_INSTRUCTIONS TO FOLLOW_. Only a number is wanted: how many lines in these records contain the word "title"?

_DATA LISTING_.
____________________
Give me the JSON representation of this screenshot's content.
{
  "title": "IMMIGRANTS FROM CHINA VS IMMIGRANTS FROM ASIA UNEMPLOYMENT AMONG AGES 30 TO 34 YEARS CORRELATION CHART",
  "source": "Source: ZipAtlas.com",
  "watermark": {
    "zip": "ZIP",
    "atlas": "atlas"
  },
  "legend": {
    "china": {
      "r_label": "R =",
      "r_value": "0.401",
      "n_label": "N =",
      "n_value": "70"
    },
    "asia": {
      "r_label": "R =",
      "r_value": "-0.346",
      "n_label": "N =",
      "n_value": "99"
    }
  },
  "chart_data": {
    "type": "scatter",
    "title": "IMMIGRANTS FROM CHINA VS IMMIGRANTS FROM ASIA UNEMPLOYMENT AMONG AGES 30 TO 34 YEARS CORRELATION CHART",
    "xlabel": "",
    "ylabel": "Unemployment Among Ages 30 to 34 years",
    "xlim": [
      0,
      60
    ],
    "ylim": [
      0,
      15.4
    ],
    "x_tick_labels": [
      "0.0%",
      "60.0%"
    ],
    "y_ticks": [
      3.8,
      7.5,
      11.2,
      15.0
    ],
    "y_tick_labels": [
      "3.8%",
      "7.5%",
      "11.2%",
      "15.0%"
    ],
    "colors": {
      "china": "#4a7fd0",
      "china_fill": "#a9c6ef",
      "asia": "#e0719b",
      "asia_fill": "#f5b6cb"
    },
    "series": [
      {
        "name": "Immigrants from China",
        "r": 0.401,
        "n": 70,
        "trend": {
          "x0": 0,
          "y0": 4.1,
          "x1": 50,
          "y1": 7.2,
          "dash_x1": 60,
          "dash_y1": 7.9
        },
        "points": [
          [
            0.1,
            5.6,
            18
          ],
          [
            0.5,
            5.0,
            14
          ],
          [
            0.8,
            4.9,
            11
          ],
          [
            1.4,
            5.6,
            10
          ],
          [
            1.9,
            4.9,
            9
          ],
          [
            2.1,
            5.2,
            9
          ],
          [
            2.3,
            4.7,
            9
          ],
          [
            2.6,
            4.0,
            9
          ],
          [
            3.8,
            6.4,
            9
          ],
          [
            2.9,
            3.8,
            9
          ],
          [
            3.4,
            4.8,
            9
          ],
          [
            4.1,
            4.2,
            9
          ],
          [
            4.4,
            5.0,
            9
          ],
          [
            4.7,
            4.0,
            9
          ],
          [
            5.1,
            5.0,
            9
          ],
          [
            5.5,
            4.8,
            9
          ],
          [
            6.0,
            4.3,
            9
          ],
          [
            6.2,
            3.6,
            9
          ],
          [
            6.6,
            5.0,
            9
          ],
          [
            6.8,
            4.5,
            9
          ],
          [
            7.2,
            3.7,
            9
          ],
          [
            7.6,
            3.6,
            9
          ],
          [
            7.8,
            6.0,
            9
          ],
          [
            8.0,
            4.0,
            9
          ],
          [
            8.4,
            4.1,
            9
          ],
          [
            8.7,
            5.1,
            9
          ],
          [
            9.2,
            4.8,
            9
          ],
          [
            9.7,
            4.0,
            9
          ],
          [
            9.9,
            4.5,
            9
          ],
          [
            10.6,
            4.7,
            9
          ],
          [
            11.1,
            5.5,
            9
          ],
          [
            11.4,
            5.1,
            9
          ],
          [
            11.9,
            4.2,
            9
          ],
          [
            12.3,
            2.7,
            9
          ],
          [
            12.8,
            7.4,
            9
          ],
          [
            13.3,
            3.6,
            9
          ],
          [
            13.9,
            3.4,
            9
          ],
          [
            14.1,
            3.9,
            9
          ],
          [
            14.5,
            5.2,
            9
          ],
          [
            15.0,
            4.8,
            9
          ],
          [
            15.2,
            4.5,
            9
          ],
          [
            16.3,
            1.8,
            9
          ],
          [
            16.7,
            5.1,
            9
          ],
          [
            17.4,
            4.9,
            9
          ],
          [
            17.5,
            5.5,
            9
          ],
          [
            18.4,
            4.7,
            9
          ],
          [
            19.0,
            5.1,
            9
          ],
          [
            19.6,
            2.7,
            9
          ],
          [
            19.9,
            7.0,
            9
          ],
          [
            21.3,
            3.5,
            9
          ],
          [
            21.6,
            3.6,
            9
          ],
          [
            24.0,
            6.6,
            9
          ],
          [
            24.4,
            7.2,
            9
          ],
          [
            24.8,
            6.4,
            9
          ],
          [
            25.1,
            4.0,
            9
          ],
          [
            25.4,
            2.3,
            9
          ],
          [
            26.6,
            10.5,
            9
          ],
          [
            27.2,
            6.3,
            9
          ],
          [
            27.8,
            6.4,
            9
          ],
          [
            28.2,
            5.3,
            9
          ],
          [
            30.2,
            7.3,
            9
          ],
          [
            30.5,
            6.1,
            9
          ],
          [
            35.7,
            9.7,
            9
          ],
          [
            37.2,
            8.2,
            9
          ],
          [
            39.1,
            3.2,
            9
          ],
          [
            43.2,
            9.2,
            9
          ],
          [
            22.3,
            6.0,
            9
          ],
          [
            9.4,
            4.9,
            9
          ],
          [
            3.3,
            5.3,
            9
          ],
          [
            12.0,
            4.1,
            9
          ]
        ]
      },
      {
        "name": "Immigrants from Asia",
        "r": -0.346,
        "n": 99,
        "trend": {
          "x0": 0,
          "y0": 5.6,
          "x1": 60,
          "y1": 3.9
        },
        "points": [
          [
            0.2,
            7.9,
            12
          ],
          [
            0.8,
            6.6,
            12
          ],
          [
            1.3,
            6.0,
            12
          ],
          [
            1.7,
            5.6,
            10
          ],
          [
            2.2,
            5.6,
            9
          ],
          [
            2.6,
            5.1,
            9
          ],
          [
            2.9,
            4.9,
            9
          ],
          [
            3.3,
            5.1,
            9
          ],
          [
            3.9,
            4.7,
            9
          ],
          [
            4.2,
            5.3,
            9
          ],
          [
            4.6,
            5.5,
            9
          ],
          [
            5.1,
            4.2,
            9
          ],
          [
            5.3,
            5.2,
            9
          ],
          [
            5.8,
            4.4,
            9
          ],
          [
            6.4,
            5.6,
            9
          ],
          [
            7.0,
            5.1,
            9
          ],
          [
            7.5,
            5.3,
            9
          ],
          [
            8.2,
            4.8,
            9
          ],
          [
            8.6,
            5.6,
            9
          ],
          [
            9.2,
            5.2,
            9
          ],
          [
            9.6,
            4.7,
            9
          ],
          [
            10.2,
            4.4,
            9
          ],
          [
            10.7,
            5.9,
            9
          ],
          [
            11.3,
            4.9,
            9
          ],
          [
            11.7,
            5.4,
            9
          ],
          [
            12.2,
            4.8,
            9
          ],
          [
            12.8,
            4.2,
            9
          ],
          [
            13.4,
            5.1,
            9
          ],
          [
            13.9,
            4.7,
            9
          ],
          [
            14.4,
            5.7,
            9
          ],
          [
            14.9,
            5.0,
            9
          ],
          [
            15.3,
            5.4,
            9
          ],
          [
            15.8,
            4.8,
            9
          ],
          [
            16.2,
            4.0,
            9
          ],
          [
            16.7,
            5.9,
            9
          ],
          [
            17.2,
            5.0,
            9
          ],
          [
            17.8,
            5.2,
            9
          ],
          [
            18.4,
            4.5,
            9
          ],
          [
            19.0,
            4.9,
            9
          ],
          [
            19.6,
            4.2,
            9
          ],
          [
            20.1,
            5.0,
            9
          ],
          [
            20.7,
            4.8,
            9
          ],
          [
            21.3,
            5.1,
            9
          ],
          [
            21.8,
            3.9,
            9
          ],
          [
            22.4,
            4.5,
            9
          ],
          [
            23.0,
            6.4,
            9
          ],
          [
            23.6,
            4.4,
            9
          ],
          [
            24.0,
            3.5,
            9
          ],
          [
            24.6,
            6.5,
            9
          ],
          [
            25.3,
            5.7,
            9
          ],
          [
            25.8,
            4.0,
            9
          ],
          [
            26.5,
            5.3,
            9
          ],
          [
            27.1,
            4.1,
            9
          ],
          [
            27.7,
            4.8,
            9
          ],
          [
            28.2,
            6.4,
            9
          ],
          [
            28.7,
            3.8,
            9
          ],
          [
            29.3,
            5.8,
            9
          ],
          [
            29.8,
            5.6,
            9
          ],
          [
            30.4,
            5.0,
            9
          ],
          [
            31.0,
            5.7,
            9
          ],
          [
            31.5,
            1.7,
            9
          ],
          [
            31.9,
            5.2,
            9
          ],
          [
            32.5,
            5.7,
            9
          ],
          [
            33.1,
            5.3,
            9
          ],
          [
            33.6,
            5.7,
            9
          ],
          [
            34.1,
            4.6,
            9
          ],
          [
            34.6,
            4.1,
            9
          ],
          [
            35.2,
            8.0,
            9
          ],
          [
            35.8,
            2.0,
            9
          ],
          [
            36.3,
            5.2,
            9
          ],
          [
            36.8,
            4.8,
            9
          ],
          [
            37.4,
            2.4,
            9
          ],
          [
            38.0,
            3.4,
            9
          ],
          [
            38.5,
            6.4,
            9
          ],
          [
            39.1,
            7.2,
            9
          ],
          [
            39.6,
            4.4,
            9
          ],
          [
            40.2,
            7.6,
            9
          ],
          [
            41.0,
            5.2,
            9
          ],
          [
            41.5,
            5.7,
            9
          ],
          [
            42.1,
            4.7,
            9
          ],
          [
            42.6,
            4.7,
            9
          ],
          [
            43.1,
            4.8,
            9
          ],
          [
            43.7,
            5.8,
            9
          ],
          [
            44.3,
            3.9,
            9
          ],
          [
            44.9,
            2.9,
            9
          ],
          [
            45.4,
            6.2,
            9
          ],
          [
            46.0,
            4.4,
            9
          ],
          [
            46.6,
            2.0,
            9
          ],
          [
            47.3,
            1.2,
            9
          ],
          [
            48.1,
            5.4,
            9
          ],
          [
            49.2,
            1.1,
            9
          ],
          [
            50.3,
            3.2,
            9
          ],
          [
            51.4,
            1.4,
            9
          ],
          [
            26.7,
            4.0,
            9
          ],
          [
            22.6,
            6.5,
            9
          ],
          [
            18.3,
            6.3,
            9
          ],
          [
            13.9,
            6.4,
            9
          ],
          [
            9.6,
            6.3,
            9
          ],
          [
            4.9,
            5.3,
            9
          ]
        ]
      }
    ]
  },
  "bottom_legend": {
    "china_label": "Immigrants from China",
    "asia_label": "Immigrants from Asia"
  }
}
____________________
_SOLUTION TO THIS EXERCISE_. 2